# PASSAGE TO READ

☆ ☆ ☆ ☆ ☆

Thank you for your suggestion, i saw your well-written script, it is a good reference to follow up, I will have a try and achieve it in CMplot with your permission.

regards, Lilin

YinLiLin avatar Sep 25 '19 06:09 YinLiLin

Thanks for the compliment 👨🏻‍💻😁

That would be great. Please go ahead...

Do you have a timeline? It would be great if you could add ... I might simply switch to your package ...

swvanderlaan avatar Oct 08 '19 11:10 swvanderlaan

Any progress on this?

swvanderlaan avatar May 08 '20 15:05 swvanderlaan

Oh, very sorry for that. I missed your response here, apologise for it. I remembered that I checked your script, it seems that we need MAF or other Information to achieve it? am I right? if yes, it maybe a little hard to incorporate this function with CMplot, as CMplot only requires SNP Che Pos Pvalue1 Pvalue2 Pvalue3..., which are generally provided by lots of GWAS soft wares and can be easily prepared by users.

YinLiLin avatar May 10 '20 08:05 YinLiLin

I would argue that MAF and INFO are available for each GWAS. My idea would be to have stratified QQ plots including lambda's per bin (and potentially counts of variants), as a way to assess the raw results from GWAS prior to filtering them. Below an example.

image

These plots are quite informative.

You are right, that for final GWAS summary statistics from meta-analyses, INFO might not be available, but for every GWAS the MAF or CAF or EAF or AF should be available. And all GWAS softwares that I work with - SNPTEST and PLINK for instance - produce (raw) results with these variables.

It would be another type of course and yes, one would have to supply these data as a pre-requisite, plot_type = "qs" for instance.

Would be great.

Happy to help implement it - if you could help explaining a bit more what is what in the CMplot function... :-)

swvanderlaan avatar May 12 '20 09:05 swvanderlaan

Thanks for providing the examples, I agree with you, and the stratified QQplot using MAF information is definitely worth to have a try. To avoid breaking the structure of current data format, how about adding a parameter 'maf' in CMplot allowing users to input the MAF information? then we can use it to drew the figure1 you shown above.

YinLiLin avatar May 13 '20 01:05 YinLiLin

Yes that would be a great idea. I would go for two flags maf and info. So users would have to run it twice. And it would impede in the datastructuren - I believe. Because instead of maf you'd have info as an extra column.

swvanderlaan avatar Jun 09 '20 20:06 swvanderlaan

I found it can be achieved on the current version of CMplot when I was in process of tweaking the script, an example was shown below:

library(CMplot)
data(pig60K)

# maf generating
set.seed(123)
maf=0.001+0.45 * runif(nrow(pig60K))

# group assigning on basis of maf
p1=p2=p3=rep(NA, nrow(pig60K))
p1[maf<0.05]=pig60K$trait1[maf<0.05]
p2[maf<0.1&maf>=0.05]=pig60K$trait1[maf<0.1&maf>=0.05]
p3[maf>0.1]=pig60K$trait1[maf>0.1]
data=cbind(pig60K[,1:3], pig60K$trait1, p1, p2, p3)
colnames(data)[-c(1:3)]=c("All", "maf<0.05", "0.05=<maf<0.1","maf>=0.1")

# plot
CMplot(data, plot.type="q", multracks=T, conf.int=F)

The final visualised result: image

Is it consistent with the figures you mentioned above? That means we need to adjust the format of the data manually prior to plotting.

YinLiLin avatar Jun 26 '20 06:06 YinLiLin

Yes, this is a good start. Very good. Only thing lacking is the lambda per bin. That way you can assess whether there is inflation originating from that bin or not.

swvanderlaan avatar Jun 30 '20 22:06 swvanderlaan

☆ ☆ ☆ ☆ ☆

# GIVEN INFORMATION
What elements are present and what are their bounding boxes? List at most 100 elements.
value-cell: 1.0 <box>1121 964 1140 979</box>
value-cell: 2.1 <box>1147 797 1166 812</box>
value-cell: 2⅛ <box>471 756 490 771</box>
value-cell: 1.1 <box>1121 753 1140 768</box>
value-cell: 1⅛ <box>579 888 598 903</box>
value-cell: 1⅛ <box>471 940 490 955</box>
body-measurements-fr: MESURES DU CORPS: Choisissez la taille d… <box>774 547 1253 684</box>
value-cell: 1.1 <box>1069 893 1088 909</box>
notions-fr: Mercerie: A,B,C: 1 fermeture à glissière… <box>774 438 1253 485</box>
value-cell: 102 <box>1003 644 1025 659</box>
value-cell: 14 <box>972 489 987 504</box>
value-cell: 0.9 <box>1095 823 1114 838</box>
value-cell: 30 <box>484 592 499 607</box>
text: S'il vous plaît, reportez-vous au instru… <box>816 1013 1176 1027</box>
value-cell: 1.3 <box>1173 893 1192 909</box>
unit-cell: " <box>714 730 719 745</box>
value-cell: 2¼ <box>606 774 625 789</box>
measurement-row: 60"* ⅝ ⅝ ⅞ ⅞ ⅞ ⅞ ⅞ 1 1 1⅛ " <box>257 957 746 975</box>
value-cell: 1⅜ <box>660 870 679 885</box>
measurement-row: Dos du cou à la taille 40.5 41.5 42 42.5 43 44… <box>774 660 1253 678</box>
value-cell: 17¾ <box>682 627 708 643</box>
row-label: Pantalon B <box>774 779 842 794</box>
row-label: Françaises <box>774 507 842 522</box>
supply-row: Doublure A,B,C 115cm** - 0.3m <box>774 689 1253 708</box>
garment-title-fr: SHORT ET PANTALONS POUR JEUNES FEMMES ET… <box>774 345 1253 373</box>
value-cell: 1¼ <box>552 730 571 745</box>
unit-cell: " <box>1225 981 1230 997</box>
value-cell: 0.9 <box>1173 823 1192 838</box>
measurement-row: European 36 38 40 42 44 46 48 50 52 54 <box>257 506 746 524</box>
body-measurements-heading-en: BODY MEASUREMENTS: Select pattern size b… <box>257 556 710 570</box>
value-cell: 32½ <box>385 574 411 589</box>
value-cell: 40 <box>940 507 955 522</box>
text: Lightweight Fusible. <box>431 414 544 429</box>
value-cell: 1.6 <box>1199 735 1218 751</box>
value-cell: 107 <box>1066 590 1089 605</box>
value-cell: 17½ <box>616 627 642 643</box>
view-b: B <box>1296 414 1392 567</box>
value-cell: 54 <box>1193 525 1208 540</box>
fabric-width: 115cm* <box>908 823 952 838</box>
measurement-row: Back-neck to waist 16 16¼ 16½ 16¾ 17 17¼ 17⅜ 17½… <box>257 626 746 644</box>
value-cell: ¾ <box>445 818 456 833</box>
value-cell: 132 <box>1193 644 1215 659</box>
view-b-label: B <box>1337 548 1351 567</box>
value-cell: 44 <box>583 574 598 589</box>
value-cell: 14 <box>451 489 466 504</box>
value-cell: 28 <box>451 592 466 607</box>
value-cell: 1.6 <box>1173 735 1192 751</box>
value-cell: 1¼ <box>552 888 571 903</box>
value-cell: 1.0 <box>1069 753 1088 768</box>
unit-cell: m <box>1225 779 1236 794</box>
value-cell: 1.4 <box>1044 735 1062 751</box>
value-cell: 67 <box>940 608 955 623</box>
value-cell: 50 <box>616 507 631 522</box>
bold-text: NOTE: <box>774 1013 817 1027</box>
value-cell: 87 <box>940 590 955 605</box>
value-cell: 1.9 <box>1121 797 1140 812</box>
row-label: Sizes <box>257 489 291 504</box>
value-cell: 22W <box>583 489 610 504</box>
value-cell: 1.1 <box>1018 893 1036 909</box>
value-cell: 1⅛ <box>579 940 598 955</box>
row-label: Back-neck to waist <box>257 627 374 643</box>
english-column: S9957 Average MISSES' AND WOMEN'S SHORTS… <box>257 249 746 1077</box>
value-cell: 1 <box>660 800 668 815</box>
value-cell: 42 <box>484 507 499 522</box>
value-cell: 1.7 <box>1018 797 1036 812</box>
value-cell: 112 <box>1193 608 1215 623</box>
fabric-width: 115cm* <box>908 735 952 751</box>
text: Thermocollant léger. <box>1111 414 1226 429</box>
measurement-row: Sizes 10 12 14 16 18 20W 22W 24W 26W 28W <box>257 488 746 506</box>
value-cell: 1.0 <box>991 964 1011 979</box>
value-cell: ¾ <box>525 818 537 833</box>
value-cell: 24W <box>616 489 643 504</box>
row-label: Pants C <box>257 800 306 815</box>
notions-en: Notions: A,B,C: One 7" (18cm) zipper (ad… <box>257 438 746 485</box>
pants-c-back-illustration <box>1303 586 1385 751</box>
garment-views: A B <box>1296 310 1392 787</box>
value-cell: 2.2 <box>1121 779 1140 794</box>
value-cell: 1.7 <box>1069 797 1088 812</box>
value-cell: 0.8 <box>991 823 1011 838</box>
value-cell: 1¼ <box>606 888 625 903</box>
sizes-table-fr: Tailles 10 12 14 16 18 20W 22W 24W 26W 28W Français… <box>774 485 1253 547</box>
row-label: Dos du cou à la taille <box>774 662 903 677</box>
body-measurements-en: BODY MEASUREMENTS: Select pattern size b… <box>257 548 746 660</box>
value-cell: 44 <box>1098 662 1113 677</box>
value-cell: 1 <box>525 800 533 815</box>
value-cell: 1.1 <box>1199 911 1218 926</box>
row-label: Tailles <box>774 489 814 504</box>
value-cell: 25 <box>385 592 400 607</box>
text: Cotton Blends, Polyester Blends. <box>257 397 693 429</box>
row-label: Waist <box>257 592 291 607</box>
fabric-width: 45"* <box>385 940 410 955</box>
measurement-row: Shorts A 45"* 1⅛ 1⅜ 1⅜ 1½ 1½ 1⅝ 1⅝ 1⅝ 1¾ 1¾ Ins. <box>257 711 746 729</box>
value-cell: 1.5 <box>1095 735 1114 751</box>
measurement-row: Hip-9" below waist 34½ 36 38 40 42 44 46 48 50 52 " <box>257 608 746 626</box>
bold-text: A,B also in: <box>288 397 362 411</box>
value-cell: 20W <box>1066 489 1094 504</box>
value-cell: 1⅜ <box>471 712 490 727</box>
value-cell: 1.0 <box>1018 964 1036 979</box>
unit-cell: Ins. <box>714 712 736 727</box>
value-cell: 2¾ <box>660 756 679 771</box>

☆ ☆ ☆ ☆ ☆

# SHORT PROBLEM 1
Answer these questions about the thread on stratified QQ plots in CMplot:
(a) Which two GWAS software packages does swvanderlaan name as producing raw results with MAF-type variables?
(b) What value is passed to set.seed in the example script?
(c) According to the last comment, what is still lacking from the plot?
# SHORT PROBLEM 2
Render the records as a Markdown table with the columns Row and Line, one row per line, starting at the first line of the records and ending at the line that contains "value-cell: 1¼ <box>552 730 571 745</box>". Leave out blank lines.

# EXERCISE OUTPUT 1
(a) SNPTEST and PLINK.
(b) 123.
(c) The lambda per bin.

# EXERCISE OUTPUT 2
| Row | Line |
|---|---|
| 1 | What elements are present and what are their bounding boxes? List at most 100 elements. |
| 2 | value-cell: 1.0 <box>1121 964 1140 979</box> |
| 3 | value-cell: 2.1 <box>1147 797 1166 812</box> |
| 4 | value-cell: 2⅛ <box>471 756 490 771</box> |
| 5 | value-cell: 1.1 <box>1121 753 1140 768</box> |
| 6 | value-cell: 1⅛ <box>579 888 598 903</box> |
| 7 | value-cell: 1⅛ <box>471 940 490 955</box> |
| 8 | body-measurements-fr: MESURES DU CORPS: Choisissez la taille d… <box>774 547 1253 684</box> |
| 9 | value-cell: 1.1 <box>1069 893 1088 909</box> |
| 10 | notions-fr: Mercerie: A,B,C: 1 fermeture à glissière… <box>774 438 1253 485</box> |
| 11 | value-cell: 102 <box>1003 644 1025 659</box> |
| 12 | value-cell: 14 <box>972 489 987 504</box> |
| 13 | value-cell: 0.9 <box>1095 823 1114 838</box> |
| 14 | value-cell: 30 <box>484 592 499 607</box> |
| 15 | text: S'il vous plaît, reportez-vous au instru… <box>816 1013 1176 1027</box> |
| 16 | value-cell: 1.3 <box>1173 893 1192 909</box> |
| 17 | unit-cell: " <box>714 730 719 745</box> |
| 18 | value-cell: 2¼ <box>606 774 625 789</box> |
| 19 | measurement-row: 60"* ⅝ ⅝ ⅞ ⅞ ⅞ ⅞ ⅞ 1 1 1⅛ " <box>257 957 746 975</box> |
| 20 | value-cell: 1⅜ <box>660 870 679 885</box> |
| 21 | measurement-row: Dos du cou à la taille 40.5 41.5 42 42.5 43 44… <box>774 660 1253 678</box> |
| 22 | value-cell: 17¾ <box>682 627 708 643</box> |
| 23 | row-label: Pantalon B <box>774 779 842 794</box> |
| 24 | row-label: Françaises <box>774 507 842 522</box> |
| 25 | supply-row: Doublure A,B,C 115cm** - 0.3m <box>774 689 1253 708</box> |
| 26 | garment-title-fr: SHORT ET PANTALONS POUR JEUNES FEMMES ET… <box>774 345 1253 373</box> |
| 27 | value-cell: 1¼ <box>552 730 571 745</box> |